Copy each line that has the string "Basit" somewhere in it.
:::::
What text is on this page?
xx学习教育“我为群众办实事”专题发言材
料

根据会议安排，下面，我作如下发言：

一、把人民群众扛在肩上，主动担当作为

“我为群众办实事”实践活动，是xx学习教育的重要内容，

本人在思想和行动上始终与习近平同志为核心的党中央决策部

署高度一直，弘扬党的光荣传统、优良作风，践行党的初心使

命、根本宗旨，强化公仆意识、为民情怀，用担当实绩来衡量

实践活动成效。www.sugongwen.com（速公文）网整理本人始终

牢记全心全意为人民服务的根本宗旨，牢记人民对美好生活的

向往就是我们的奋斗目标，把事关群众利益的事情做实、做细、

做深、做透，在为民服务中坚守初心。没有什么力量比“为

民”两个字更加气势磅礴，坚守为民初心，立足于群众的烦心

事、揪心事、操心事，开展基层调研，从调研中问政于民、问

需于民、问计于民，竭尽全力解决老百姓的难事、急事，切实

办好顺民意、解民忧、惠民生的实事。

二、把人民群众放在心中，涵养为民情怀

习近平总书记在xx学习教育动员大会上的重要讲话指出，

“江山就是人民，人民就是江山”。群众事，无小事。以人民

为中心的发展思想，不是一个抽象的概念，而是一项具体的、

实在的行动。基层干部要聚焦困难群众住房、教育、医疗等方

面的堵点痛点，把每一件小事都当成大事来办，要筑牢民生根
:::::
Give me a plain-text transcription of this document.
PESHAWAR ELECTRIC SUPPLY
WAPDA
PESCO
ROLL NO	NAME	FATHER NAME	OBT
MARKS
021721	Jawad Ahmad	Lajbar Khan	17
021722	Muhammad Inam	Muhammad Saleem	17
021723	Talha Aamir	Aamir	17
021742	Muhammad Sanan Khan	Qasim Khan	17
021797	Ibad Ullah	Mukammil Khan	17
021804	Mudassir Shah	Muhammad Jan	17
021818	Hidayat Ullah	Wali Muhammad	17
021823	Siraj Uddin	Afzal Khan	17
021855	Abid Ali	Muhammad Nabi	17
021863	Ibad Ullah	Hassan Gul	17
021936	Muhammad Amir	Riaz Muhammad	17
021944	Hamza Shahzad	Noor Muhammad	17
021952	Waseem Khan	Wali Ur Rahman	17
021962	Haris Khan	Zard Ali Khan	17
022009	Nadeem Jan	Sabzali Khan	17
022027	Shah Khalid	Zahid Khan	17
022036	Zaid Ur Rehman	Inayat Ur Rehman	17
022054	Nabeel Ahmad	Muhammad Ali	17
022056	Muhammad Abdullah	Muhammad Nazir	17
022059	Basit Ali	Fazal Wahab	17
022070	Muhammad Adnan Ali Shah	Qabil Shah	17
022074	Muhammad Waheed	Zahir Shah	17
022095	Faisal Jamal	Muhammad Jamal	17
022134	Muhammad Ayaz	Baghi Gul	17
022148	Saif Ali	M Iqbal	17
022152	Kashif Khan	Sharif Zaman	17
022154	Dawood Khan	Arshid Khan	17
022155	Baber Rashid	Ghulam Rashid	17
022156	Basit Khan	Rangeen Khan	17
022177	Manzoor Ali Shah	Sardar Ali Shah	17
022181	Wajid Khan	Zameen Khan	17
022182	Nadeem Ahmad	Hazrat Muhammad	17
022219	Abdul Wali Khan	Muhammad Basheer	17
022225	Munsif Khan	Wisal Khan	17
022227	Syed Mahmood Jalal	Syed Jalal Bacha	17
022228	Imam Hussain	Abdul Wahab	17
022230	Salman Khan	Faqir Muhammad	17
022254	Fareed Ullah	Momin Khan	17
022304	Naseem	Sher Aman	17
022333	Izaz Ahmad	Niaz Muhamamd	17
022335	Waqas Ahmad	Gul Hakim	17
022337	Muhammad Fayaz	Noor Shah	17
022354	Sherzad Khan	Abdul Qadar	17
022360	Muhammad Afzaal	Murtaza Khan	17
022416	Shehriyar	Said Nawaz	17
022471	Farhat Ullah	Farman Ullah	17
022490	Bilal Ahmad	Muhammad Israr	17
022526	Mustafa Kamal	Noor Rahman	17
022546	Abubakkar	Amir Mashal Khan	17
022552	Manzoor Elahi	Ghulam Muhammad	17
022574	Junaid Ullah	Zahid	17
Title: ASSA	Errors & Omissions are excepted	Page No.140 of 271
:::::
> _Task output_
022059	Basit Ali	Fazal Wahab	17
022156	Basit Khan	Rangeen Khan	17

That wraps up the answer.